*Problems and tasks*:
1. In the Hawaii travel thread, which island does MrPants name as his favorite?
2. Print the records exactly as they appear, starting at their first line and ending at the line that contains "esr-annotation: Mo4c5+ [763,84,789,97]", with both of those lines included.

*Excerpt*:
** begin **

# All around the world avec Shero



## Shero (Sep 16, 2021)

A dear departed friend whose name I will not mention out of respect said: “Travel changes you. As you move through this life and this world, you change things slightly, you leave marks behind, however small. And in return, life and travel, leaves marks on you.”

For me, travel is my life. Luckily I have a soul mate who shares my passion. We laugh together, we share same values, we trust each other implicitement.
Sounds perfect hah? Non, we also fight and but make up most enthusiastically!

I thought it might be interesting to post some music, and traditions from places I have visited. Nothing in great detail only a petit coup d'œil. So I will start with my land of birth: Hawaii.


----------



## Shero (Sep 16, 2021)

Native Hawaiians came to the Hawaiian Islands, where they lived for many centuries, carrying on the cultural traditions they brought with them. Many Native Hawaiian customs have been protected and are still practiced today and include the honi ihu, or the touching of noses : the Hula a complex artform performed for religious purposes, unlike a lot of hula performed today, hula wasn’t meant to be a spectacle, and was often performed privately: then there is the lei made out of flowers, bird feathers, shells, seeds, hair or ivory, the lei (garland or wreath) has become a symbol of Hawaii that most people know.






I love Hawaiian food of course, here is a link to some of the delectable dishes from Kauai. Two of my favourites are Huli Huli chicken and Malasadas.

https://www.aliikairesort.com/12-great-local-kauai-dishes/






me ke aloha mai hawaii


----------



## MrPants (Oct 2, 2021)

Only been to Hawaii once for about a week or so maybe 6-7 years ago. Loved it of course  
Kauai was my fav. Island. Getting up close & personal with the Napoli coast in a small boat is as close to a religious experience one can have without going to church  I don't think I have ever been to a place where simply everything was different from anything I had ever seen. Trees, plants; everything was just so different in small ways. The food I never really had a chance to have any what I would call authentic dishes. Mostly stuff prepared for the tourist trade.

** end **

*Records for this exercise*:
** begin **

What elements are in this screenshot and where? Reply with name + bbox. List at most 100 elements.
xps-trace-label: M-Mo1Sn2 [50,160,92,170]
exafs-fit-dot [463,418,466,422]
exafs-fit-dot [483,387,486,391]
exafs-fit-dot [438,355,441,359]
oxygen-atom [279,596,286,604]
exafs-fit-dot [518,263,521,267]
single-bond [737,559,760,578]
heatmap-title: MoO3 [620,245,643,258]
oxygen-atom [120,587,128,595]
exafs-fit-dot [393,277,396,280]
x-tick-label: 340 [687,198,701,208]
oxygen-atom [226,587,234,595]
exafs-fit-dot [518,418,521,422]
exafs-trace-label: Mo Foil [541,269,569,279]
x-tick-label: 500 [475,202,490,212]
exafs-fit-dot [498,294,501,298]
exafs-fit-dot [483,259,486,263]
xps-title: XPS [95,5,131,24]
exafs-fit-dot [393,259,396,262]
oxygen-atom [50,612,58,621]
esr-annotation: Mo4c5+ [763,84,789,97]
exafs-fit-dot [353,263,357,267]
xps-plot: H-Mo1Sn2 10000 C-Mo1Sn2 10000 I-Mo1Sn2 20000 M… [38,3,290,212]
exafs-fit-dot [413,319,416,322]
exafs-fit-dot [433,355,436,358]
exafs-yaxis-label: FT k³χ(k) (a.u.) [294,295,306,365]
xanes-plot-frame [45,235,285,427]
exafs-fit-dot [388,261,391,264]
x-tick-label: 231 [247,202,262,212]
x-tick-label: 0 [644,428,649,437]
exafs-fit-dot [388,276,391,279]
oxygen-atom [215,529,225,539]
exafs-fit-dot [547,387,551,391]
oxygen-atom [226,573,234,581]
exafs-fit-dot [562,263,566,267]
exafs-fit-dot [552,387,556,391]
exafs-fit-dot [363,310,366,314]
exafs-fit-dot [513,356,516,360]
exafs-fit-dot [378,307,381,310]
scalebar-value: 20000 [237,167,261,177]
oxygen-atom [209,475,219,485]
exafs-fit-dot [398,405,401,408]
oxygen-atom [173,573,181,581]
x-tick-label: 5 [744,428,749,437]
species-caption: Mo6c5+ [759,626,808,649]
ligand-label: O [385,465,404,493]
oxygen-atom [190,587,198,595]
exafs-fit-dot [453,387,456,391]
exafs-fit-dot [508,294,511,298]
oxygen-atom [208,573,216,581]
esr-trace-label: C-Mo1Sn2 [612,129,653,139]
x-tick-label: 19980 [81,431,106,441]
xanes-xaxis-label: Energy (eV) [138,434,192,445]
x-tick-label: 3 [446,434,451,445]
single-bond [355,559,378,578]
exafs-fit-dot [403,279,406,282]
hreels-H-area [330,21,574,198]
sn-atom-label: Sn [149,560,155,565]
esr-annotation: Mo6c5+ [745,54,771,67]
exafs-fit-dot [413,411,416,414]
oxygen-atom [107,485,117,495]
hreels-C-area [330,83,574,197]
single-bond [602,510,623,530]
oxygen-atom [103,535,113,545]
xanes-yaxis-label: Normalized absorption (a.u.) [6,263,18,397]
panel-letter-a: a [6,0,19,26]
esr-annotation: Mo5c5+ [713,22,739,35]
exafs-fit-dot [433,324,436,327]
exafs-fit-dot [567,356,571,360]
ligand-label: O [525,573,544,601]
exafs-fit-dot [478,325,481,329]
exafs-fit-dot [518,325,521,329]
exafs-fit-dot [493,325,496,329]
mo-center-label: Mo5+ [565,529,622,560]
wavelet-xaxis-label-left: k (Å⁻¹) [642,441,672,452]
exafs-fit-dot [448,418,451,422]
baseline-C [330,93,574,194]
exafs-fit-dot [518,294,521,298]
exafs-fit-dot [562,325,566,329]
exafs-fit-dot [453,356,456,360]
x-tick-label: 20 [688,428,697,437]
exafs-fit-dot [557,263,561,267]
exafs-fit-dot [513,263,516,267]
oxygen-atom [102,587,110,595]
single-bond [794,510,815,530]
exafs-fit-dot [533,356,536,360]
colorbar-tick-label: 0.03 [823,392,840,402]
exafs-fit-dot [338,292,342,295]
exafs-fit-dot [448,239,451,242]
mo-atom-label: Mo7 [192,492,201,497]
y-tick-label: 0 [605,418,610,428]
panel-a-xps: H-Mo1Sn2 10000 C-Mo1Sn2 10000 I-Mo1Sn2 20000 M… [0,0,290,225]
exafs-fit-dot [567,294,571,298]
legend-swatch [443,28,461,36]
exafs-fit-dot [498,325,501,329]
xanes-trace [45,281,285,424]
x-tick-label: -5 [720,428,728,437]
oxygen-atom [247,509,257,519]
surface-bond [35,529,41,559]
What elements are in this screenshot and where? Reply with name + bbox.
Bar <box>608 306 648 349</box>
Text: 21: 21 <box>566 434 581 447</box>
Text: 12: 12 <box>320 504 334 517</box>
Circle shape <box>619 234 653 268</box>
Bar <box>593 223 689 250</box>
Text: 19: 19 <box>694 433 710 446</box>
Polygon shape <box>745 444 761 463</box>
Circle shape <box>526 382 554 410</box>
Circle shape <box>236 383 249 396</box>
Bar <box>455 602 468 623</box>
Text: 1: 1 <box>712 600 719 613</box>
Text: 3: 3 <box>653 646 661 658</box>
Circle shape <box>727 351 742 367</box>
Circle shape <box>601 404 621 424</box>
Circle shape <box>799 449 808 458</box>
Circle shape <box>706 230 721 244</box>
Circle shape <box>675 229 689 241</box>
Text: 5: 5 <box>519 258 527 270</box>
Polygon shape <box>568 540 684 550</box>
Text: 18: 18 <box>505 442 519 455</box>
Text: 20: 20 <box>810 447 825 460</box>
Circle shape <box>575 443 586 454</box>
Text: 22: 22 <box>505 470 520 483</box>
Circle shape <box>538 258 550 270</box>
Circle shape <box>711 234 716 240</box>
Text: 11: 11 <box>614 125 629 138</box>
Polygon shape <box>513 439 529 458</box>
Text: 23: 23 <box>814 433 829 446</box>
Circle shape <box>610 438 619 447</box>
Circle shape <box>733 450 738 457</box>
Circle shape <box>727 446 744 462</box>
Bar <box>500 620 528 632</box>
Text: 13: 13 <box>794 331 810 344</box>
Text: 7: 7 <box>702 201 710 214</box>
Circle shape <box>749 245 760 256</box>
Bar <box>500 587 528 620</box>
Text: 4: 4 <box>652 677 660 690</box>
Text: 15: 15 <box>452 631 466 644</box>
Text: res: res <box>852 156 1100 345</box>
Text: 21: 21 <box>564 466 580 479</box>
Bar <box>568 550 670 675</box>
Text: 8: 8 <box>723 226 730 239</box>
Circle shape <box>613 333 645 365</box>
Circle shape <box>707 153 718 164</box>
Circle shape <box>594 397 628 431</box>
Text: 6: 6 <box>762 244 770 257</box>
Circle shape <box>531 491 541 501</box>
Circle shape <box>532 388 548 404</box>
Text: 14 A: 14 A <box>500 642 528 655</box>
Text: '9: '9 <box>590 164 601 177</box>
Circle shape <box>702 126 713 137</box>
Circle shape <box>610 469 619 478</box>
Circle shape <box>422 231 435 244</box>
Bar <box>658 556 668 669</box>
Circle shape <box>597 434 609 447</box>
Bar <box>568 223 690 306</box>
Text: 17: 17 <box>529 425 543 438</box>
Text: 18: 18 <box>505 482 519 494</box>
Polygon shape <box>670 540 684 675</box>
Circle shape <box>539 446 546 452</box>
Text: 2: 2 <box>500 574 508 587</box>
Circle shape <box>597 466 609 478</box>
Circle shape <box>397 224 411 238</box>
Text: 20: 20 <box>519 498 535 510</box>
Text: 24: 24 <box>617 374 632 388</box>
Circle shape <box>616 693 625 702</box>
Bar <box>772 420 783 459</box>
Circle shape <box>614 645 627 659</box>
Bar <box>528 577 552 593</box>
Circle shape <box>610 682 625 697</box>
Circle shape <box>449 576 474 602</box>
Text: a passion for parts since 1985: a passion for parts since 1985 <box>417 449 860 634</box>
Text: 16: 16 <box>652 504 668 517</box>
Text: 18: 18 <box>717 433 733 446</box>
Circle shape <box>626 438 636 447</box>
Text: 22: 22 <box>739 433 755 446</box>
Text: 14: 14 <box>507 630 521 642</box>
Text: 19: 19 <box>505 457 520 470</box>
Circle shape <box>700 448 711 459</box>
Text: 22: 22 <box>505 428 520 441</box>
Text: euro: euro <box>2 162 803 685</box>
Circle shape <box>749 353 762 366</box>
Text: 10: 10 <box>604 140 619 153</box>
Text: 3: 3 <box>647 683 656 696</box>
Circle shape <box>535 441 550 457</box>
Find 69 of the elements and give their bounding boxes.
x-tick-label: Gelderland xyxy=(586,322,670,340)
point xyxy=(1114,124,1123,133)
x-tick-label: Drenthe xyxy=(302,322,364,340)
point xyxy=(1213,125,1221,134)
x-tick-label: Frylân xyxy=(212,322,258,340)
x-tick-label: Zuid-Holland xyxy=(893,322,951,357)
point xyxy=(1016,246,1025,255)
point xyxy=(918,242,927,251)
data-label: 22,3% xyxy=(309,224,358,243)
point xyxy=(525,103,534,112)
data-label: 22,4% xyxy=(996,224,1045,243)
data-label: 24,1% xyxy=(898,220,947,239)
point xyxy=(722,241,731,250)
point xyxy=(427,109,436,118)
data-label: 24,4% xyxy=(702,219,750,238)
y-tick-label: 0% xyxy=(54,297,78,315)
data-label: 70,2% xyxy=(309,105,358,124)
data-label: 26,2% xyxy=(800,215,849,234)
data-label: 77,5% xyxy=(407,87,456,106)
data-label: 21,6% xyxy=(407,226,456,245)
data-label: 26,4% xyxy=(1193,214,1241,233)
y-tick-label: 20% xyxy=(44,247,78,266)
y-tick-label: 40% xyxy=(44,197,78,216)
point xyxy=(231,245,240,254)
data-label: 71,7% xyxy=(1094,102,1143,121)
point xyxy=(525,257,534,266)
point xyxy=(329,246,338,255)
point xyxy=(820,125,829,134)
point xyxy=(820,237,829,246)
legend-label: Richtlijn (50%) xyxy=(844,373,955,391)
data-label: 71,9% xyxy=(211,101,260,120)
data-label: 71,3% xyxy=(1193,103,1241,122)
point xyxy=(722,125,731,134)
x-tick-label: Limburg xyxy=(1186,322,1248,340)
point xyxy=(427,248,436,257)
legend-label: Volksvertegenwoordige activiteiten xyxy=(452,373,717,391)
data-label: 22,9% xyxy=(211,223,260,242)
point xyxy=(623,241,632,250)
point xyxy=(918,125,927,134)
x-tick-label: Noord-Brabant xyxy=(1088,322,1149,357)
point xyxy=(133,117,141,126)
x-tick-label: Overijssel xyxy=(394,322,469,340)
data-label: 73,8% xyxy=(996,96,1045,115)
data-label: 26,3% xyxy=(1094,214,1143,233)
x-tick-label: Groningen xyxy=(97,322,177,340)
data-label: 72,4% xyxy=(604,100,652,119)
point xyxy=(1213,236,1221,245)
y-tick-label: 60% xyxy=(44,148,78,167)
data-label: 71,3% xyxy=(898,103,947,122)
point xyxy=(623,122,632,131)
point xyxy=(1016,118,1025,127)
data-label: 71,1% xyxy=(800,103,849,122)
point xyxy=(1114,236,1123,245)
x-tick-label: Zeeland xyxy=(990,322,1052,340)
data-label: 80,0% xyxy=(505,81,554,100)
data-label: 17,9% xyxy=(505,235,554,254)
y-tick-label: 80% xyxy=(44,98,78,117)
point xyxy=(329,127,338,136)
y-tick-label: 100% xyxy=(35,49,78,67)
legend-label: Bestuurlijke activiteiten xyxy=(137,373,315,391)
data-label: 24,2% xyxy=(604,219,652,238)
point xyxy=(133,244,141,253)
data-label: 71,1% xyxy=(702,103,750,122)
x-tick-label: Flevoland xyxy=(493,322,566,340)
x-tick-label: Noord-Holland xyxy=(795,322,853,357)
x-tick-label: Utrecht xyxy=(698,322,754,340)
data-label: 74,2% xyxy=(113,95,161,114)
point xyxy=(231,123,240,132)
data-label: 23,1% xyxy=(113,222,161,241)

** end **

*Expected answers*:
1. Kauai

2.
What elements are in this screenshot and where? Reply with name + bbox. List at most 100 elements.
xps-trace-label: M-Mo1Sn2 [50,160,92,170]
exafs-fit-dot [463,418,466,422]
exafs-fit-dot [483,387,486,391]
exafs-fit-dot [438,355,441,359]
oxygen-atom [279,596,286,604]
exafs-fit-dot [518,263,521,267]
single-bond [737,559,760,578]
heatmap-title: MoO3 [620,245,643,258]
oxygen-atom [120,587,128,595]
exafs-fit-dot [393,277,396,280]
x-tick-label: 340 [687,198,701,208]
oxygen-atom [226,587,234,595]
exafs-fit-dot [518,418,521,422]
exafs-trace-label: Mo Foil [541,269,569,279]
x-tick-label: 500 [475,202,490,212]
exafs-fit-dot [498,294,501,298]
exafs-fit-dot [483,259,486,263]
xps-title: XPS [95,5,131,24]
exafs-fit-dot [393,259,396,262]
oxygen-atom [50,612,58,621]
esr-annotation: Mo4c5+ [763,84,789,97]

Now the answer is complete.